— START —
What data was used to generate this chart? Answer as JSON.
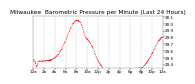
{
  "title": "Milwaukee  Barometric Pressure per Minute (Last 24 Hours)",
  "line_color": "#ff0000",
  "bg_color": "#ffffff",
  "plot_bg": "#ffffff",
  "grid_color": "#aaaaaa",
  "ylim": [
    29.35,
    30.12
  ],
  "yticks": [
    29.4,
    29.5,
    29.6,
    29.7,
    29.8,
    29.9,
    30.0,
    30.1
  ],
  "ytick_labels": [
    "29.4",
    "29.5",
    "29.6",
    "29.7",
    "29.8",
    "29.9",
    "30.0",
    "30.1"
  ],
  "xlim": [
    0,
    1440
  ],
  "xticks": [
    0,
    120,
    240,
    360,
    480,
    600,
    720,
    840,
    960,
    1080,
    1200,
    1320,
    1440
  ],
  "xtick_labels": [
    "12a",
    "2a",
    "4a",
    "6a",
    "8a",
    "10a",
    "12p",
    "2p",
    "4p",
    "6p",
    "8p",
    "10p",
    "12a"
  ],
  "num_points": 1440,
  "title_fontsize": 4.2,
  "tick_fontsize": 3.0,
  "linewidth": 0.6,
  "marker_size": 0.6
}
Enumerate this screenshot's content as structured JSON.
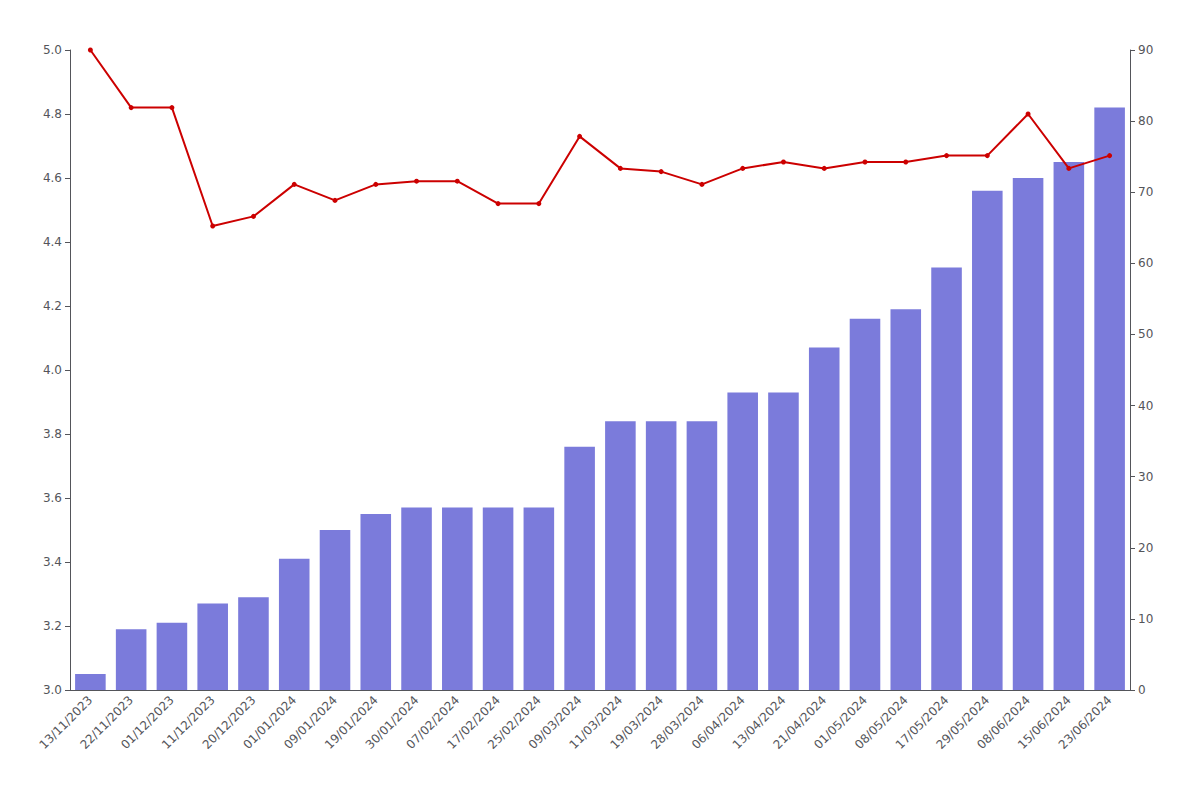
{
  "chart_data": {
    "type": "bar",
    "categories": [
      "13/11/2023",
      "22/11/2023",
      "01/12/2023",
      "11/12/2023",
      "20/12/2023",
      "01/01/2024",
      "09/01/2024",
      "19/01/2024",
      "30/01/2024",
      "07/02/2024",
      "17/02/2024",
      "25/02/2024",
      "09/03/2024",
      "11/03/2024",
      "19/03/2024",
      "28/03/2024",
      "06/04/2024",
      "13/04/2024",
      "21/04/2024",
      "01/05/2024",
      "08/05/2024",
      "17/05/2024",
      "29/05/2024",
      "08/06/2024",
      "15/06/2024",
      "23/06/2024"
    ],
    "series": [
      {
        "type": "bar",
        "color": "#7b7bdb",
        "values": [
          3.05,
          3.19,
          3.21,
          3.27,
          3.29,
          3.41,
          3.5,
          3.55,
          3.57,
          3.57,
          3.57,
          3.57,
          3.76,
          3.84,
          3.84,
          3.84,
          3.93,
          3.93,
          4.07,
          4.16,
          4.19,
          4.32,
          4.56,
          4.6,
          4.65,
          4.82
        ]
      },
      {
        "type": "line",
        "color": "#cc0000",
        "marker": "circle",
        "values": [
          5.0,
          4.82,
          4.82,
          4.45,
          4.48,
          4.58,
          4.53,
          4.58,
          4.59,
          4.59,
          4.52,
          4.52,
          4.73,
          4.63,
          4.62,
          4.58,
          4.63,
          4.65,
          4.63,
          4.65,
          4.65,
          4.67,
          4.67,
          4.8,
          4.63,
          4.67
        ]
      }
    ],
    "ylim": [
      3.0,
      5.0
    ],
    "yticks": [
      {
        "value": 3.0,
        "label": "3.0"
      },
      3.2,
      3.4,
      3.6,
      3.8,
      {
        "value": 4.0,
        "label": "4.0"
      },
      4.2,
      4.4,
      4.6,
      4.8,
      {
        "value": 5.0,
        "label": "5.0"
      }
    ],
    "y2lim": [
      0,
      90
    ],
    "y2ticks": [
      0,
      10,
      20,
      30,
      40,
      50,
      60,
      70,
      80,
      90
    ],
    "grid": false
  }
}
— END —
**Instruction:**
Collect every line with the string "JSON" from the records, and copy each.

**Correct response:**
What data was used to generate this chart? Answer as JSON.
Enumerate this screenshot's content as structured JSON.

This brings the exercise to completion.